(Element box annotations)
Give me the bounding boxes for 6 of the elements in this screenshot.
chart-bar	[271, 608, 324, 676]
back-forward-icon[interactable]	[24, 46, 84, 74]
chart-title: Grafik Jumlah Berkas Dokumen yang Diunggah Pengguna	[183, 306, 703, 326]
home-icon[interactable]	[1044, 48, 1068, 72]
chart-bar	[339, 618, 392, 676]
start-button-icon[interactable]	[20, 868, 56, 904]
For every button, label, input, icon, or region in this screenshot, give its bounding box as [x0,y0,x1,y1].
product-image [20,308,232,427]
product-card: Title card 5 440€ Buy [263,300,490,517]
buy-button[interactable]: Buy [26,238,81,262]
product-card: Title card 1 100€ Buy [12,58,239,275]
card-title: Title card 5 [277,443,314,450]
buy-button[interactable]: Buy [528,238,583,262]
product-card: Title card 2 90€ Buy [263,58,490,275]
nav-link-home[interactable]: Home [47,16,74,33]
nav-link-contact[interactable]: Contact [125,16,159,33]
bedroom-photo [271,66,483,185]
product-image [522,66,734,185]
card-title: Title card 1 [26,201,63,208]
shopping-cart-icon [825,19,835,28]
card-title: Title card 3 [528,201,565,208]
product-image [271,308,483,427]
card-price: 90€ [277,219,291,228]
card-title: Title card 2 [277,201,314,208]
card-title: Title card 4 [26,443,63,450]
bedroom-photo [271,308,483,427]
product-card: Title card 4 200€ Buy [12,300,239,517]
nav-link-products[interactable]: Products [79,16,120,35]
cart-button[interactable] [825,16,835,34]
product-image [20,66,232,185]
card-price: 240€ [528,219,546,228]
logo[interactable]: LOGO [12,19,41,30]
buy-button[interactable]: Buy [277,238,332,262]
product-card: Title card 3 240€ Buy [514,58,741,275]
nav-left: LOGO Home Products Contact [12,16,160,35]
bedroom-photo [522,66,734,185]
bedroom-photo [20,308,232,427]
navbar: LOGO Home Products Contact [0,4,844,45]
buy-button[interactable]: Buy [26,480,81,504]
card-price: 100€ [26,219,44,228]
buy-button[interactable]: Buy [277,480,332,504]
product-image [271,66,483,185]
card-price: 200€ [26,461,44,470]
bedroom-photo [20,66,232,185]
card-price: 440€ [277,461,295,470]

- CHALLENGE
Retype every line of the entries above without changing anything.

- WRITTEN REPLY
Give me the bounding boxes for 6 of the elements in this screenshot.
chart-bar	[271, 608, 324, 676]
back-forward-icon[interactable]	[24, 46, 84, 74]
chart-title: Grafik Jumlah Berkas Dokumen yang Diunggah Pengguna	[183, 306, 703, 326]
home-icon[interactable]	[1044, 48, 1068, 72]
chart-bar	[339, 618, 392, 676]
start-button-icon[interactable]	[20, 868, 56, 904]
For every button, label, input, icon, or region in this screenshot, give its bounding box as [x0,y0,x1,y1].
product-image [20,308,232,427]
product-card: Title card 5 440€ Buy [263,300,490,517]
buy-button[interactable]: Buy [26,238,81,262]
product-card: Title card 1 100€ Buy [12,58,239,275]
card-title: Title card 5 [277,443,314,450]
buy-button[interactable]: Buy [528,238,583,262]
product-card: Title card 2 90€ Buy [263,58,490,275]
nav-link-home[interactable]: Home [47,16,74,33]
nav-link-contact[interactable]: Contact [125,16,159,33]
bedroom-photo [271,66,483,185]
product-image [522,66,734,185]
card-title: Title card 1 [26,201,63,208]
shopping-cart-icon [825,19,835,28]
card-title: Title card 3 [528,201,565,208]
product-image [271,308,483,427]
card-price: 90€ [277,219,291,228]
card-title: Title card 2 [277,201,314,208]
card-title: Title card 4 [26,443,63,450]
bedroom-photo [271,308,483,427]
product-card: Title card 4 200€ Buy [12,300,239,517]
nav-link-products[interactable]: Products [79,16,120,35]
cart-button[interactable] [825,16,835,34]
product-image [20,66,232,185]
card-price: 240€ [528,219,546,228]
logo[interactable]: LOGO [12,19,41,30]
buy-button[interactable]: Buy [277,238,332,262]
product-card: Title card 3 240€ Buy [514,58,741,275]
nav-left: LOGO Home Products Contact [12,16,160,35]
bedroom-photo [522,66,734,185]
bedroom-photo [20,308,232,427]
navbar: LOGO Home Products Contact [0,4,844,45]
buy-button[interactable]: Buy [26,480,81,504]
card-price: 100€ [26,219,44,228]
buy-button[interactable]: Buy [277,480,332,504]
product-image [271,66,483,185]
card-price: 200€ [26,461,44,470]
bedroom-photo [20,66,232,185]
card-price: 440€ [277,461,295,470]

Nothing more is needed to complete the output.